• GOAL
Copy each line exactly. Leave nothing out.

• Dataset items
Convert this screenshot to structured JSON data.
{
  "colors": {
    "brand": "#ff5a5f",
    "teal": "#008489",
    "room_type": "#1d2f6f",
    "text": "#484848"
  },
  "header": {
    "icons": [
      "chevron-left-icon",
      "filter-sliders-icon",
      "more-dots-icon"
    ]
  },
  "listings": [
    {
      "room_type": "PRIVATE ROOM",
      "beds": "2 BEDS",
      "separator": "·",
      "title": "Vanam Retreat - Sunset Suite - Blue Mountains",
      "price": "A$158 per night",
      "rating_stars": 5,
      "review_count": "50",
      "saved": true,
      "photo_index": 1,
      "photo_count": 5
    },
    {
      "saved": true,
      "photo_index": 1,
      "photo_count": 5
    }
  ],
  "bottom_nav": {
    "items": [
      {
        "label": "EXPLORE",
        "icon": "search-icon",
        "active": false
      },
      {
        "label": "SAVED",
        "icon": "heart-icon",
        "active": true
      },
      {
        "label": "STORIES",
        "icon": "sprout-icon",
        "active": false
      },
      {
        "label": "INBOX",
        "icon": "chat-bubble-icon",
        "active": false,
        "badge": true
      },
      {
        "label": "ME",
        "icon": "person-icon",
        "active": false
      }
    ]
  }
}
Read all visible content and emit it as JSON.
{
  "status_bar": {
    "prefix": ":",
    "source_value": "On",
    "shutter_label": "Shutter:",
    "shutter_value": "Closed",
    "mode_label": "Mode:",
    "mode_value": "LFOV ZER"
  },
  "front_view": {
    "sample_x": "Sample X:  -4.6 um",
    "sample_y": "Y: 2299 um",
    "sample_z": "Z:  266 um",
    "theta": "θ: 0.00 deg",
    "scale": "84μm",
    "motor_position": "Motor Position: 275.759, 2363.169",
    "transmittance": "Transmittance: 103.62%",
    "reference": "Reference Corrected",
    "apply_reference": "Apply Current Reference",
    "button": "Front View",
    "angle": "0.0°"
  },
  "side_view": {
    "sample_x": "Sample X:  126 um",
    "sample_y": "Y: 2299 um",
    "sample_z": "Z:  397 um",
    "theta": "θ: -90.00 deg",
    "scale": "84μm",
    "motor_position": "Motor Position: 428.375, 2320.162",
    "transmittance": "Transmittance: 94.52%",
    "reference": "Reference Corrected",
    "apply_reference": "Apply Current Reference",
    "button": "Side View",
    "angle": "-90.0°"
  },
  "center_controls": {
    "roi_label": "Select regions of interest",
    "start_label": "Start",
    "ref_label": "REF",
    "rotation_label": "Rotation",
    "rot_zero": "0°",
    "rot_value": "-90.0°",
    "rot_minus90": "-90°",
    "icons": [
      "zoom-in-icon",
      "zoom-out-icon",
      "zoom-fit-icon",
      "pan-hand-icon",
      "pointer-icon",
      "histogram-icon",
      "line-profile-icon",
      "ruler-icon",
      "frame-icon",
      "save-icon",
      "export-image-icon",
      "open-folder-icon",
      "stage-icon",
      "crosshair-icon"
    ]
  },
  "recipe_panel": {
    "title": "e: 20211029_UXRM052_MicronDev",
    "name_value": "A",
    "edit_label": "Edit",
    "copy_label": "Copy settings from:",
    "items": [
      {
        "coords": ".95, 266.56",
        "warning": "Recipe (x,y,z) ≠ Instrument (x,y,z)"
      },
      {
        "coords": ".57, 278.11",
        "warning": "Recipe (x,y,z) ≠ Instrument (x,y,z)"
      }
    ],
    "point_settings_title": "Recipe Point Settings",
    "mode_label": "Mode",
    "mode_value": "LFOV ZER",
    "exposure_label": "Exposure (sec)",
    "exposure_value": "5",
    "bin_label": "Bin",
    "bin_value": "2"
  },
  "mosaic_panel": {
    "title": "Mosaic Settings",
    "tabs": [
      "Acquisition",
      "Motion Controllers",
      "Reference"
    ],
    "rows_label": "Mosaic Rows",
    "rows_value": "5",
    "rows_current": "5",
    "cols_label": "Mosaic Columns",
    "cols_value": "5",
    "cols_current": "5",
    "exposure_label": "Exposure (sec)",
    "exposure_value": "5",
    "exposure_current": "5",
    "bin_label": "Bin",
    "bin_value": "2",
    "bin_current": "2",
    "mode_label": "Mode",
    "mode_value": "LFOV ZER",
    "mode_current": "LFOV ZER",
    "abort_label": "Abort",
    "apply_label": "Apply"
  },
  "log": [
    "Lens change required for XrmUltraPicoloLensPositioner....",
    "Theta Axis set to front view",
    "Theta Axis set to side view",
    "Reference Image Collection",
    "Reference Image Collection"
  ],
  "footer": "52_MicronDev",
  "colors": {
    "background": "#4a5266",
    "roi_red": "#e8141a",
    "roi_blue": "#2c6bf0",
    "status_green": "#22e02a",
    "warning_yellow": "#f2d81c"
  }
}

• EXERCISE RESULT
Convert this screenshot to structured JSON data.
{
  "colors": {
    "brand": "#ff5a5f",
    "teal": "#008489",
    "room_type": "#1d2f6f",
    "text": "#484848"
  },
  "header": {
    "icons": [
      "chevron-left-icon",
      "filter-sliders-icon",
      "more-dots-icon"
    ]
  },
  "listings": [
    {
      "room_type": "PRIVATE ROOM",
      "beds": "2 BEDS",
      "separator": "·",
      "title": "Vanam Retreat - Sunset Suite - Blue Mountains",
      "price": "A$158 per night",
      "rating_stars": 5,
      "review_count": "50",
      "saved": true,
      "photo_index": 1,
      "photo_count": 5
    },
    {
      "saved": true,
      "photo_index": 1,
      "photo_count": 5
    }
  ],
  "bottom_nav": {
    "items": [
      {
        "label": "EXPLORE",
        "icon": "search-icon",
        "active": false
      },
      {
        "label": "SAVED",
        "icon": "heart-icon",
        "active": true
      },
      {
        "label": "STORIES",
        "icon": "sprout-icon",
        "active": false
      },
      {
        "label": "INBOX",
        "icon": "chat-bubble-icon",
        "active": false,
        "badge": true
      },
      {
        "label": "ME",
        "icon": "person-icon",
        "active": false
      }
    ]
  }
}
Read all visible content and emit it as JSON.
{
  "status_bar": {
    "prefix": ":",
    "source_value": "On",
    "shutter_label": "Shutter:",
    "shutter_value": "Closed",
    "mode_label": "Mode:",
    "mode_value": "LFOV ZER"
  },
  "front_view": {
    "sample_x": "Sample X:  -4.6 um",
    "sample_y": "Y: 2299 um",
    "sample_z": "Z:  266 um",
    "theta": "θ: 0.00 deg",
    "scale": "84μm",
    "motor_position": "Motor Position: 275.759, 2363.169",
    "transmittance": "Transmittance: 103.62%",
    "reference": "Reference Corrected",
    "apply_reference": "Apply Current Reference",
    "button": "Front View",
    "angle": "0.0°"
  },
  "side_view": {
    "sample_x": "Sample X:  126 um",
    "sample_y": "Y: 2299 um",
    "sample_z": "Z:  397 um",
    "theta": "θ: -90.00 deg",
    "scale": "84μm",
    "motor_position": "Motor Position: 428.375, 2320.162",
    "transmittance": "Transmittance: 94.52%",
    "reference": "Reference Corrected",
    "apply_reference": "Apply Current Reference",
    "button": "Side View",
    "angle": "-90.0°"
  },
  "center_controls": {
    "roi_label": "Select regions of interest",
    "start_label": "Start",
    "ref_label": "REF",
    "rotation_label": "Rotation",
    "rot_zero": "0°",
    "rot_value": "-90.0°",
    "rot_minus90": "-90°",
    "icons": [
      "zoom-in-icon",
      "zoom-out-icon",
      "zoom-fit-icon",
      "pan-hand-icon",
      "pointer-icon",
      "histogram-icon",
      "line-profile-icon",
      "ruler-icon",
      "frame-icon",
      "save-icon",
      "export-image-icon",
      "open-folder-icon",
      "stage-icon",
      "crosshair-icon"
    ]
  },
  "recipe_panel": {
    "title": "e: 20211029_UXRM052_MicronDev",
    "name_value": "A",
    "edit_label": "Edit",
    "copy_label": "Copy settings from:",
    "items": [
      {
        "coords": ".95, 266.56",
        "warning": "Recipe (x,y,z) ≠ Instrument (x,y,z)"
      },
      {
        "coords": ".57, 278.11",
        "warning": "Recipe (x,y,z) ≠ Instrument (x,y,z)"
      }
    ],
    "point_settings_title": "Recipe Point Settings",
    "mode_label": "Mode",
    "mode_value": "LFOV ZER",
    "exposure_label": "Exposure (sec)",
    "exposure_value": "5",
    "bin_label": "Bin",
    "bin_value": "2"
  },
  "mosaic_panel": {
    "title": "Mosaic Settings",
    "tabs": [
      "Acquisition",
      "Motion Controllers",
      "Reference"
    ],
    "rows_label": "Mosaic Rows",
    "rows_value": "5",
    "rows_current": "5",
    "cols_label": "Mosaic Columns",
    "cols_value": "5",
    "cols_current": "5",
    "exposure_label": "Exposure (sec)",
    "exposure_value": "5",
    "exposure_current": "5",
    "bin_label": "Bin",
    "bin_value": "2",
    "bin_current": "2",
    "mode_label": "Mode",
    "mode_value": "LFOV ZER",
    "mode_current": "LFOV ZER",
    "abort_label": "Abort",
    "apply_label": "Apply"
  },
  "log": [
    "Lens change required for XrmUltraPicoloLensPositioner....",
    "Theta Axis set to front view",
    "Theta Axis set to side view",
    "Reference Image Collection",
    "Reference Image Collection"
  ],
  "footer": "52_MicronDev",
  "colors": {
    "background": "#4a5266",
    "roi_red": "#e8141a",
    "roi_blue": "#2c6bf0",
    "status_green": "#22e02a",
    "warning_yellow": "#f2d81c"
  }
}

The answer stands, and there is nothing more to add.